AIM OF THE EXERCISE
Could you copy the guide on initial or one-time data loading below, word for word from start to finish?

-- Start of READING PASSAGE --

Initial or One-Time Data Loading (DW)---a Technical Reference Guide for Designing Mission-Critical DW Solutions

Want more guides like this one? Go to Technical Reference Guides for Designing Mission-Critical Solutions.

Initial data loads, or large one-time loads, are extremely important, because it is with these loads that the database design (from an ETL/ELT perspective) is often verified. It is also with these loads that many issues with the entire data lineage stream appear. Initial data loads might not be characteristic of the "regular" data loads. This would apply when initial data loads need to be set up as special jobs to load historical data from archived data sources that are not in the same format and that do not contain the same business logic as regular data sources. In these scenarios, fact table data requires different ETL logic for historical data than incremental. Initial loads can run for long periods of time, and might require additional attention to prevent tempdb and log files from uncontrolled growth, and customized logic to prevent duplicates and other referential integrity issues.

Best Practices

The following resources provide additional information. (Note that the full URLs for the hyperlinked text are provided in the Appendix at the end of this document.)

-- End of READING PASSAGE --
-- Start of EXTRACTED INFORMATION --

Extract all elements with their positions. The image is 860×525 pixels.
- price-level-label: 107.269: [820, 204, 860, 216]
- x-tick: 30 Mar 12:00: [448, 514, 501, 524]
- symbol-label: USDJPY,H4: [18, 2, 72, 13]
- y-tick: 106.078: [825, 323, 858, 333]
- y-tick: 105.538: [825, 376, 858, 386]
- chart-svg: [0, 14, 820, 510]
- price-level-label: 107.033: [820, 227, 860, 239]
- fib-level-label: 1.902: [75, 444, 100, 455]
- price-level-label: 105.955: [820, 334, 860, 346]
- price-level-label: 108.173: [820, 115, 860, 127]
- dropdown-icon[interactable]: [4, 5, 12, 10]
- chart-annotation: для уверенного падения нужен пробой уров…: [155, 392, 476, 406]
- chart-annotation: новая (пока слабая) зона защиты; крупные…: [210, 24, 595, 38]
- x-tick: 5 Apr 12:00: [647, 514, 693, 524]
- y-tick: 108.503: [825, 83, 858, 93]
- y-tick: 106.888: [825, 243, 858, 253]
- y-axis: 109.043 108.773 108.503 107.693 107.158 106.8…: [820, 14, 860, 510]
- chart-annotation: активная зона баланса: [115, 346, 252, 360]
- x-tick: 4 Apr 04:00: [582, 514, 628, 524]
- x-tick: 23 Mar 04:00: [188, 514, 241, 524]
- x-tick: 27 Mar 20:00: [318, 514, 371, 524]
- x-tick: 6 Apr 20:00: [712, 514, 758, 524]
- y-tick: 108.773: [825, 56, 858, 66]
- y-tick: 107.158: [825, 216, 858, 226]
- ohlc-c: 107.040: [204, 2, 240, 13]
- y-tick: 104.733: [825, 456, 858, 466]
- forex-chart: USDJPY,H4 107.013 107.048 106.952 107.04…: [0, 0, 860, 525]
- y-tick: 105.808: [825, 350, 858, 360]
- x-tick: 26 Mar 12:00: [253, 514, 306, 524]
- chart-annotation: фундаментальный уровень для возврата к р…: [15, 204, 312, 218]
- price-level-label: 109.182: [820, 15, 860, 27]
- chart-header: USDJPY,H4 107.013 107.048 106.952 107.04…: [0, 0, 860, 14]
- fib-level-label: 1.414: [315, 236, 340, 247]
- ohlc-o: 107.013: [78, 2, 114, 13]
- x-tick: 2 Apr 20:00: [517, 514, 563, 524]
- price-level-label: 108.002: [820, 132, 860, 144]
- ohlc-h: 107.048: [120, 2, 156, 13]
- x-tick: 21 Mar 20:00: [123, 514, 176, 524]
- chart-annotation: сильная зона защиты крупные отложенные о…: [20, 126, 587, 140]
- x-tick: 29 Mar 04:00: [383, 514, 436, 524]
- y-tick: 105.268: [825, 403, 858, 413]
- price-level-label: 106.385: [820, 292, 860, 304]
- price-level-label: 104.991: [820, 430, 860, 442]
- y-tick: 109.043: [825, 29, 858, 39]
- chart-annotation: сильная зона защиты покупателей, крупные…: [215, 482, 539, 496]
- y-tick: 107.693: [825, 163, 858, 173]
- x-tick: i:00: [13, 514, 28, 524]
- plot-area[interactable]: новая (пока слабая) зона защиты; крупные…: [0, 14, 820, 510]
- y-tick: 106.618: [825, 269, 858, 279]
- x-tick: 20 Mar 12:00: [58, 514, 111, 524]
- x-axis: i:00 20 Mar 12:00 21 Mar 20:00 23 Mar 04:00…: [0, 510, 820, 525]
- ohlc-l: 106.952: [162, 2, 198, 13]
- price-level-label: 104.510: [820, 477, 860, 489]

-- End of EXTRACTED INFORMATION --

RESULT FOR THIS TASK
Initial or One-Time Data Loading (DW)---a Technical Reference Guide for Designing Mission-Critical DW Solutions

Want more guides like this one? Go to Technical Reference Guides for Designing Mission-Critical Solutions.

Initial data loads, or large one-time loads, are extremely important, because it is with these loads that the database design (from an ETL/ELT perspective) is often verified. It is also with these loads that many issues with the entire data lineage stream appear. Initial data loads might not be characteristic of the "regular" data loads. This would apply when initial data loads need to be set up as special jobs to load historical data from archived data sources that are not in the same format and that do not contain the same business logic as regular data sources. In these scenarios, fact table data requires different ETL logic for historical data than incremental. Initial loads can run for long periods of time, and might require additional attention to prevent tempdb and log files from uncontrolled growth, and customized logic to prevent duplicates and other referential integrity issues.

Best Practices

The following resources provide additional information. (Note that the full URLs for the hyperlinked text are provided in the Appendix at the end of this document.)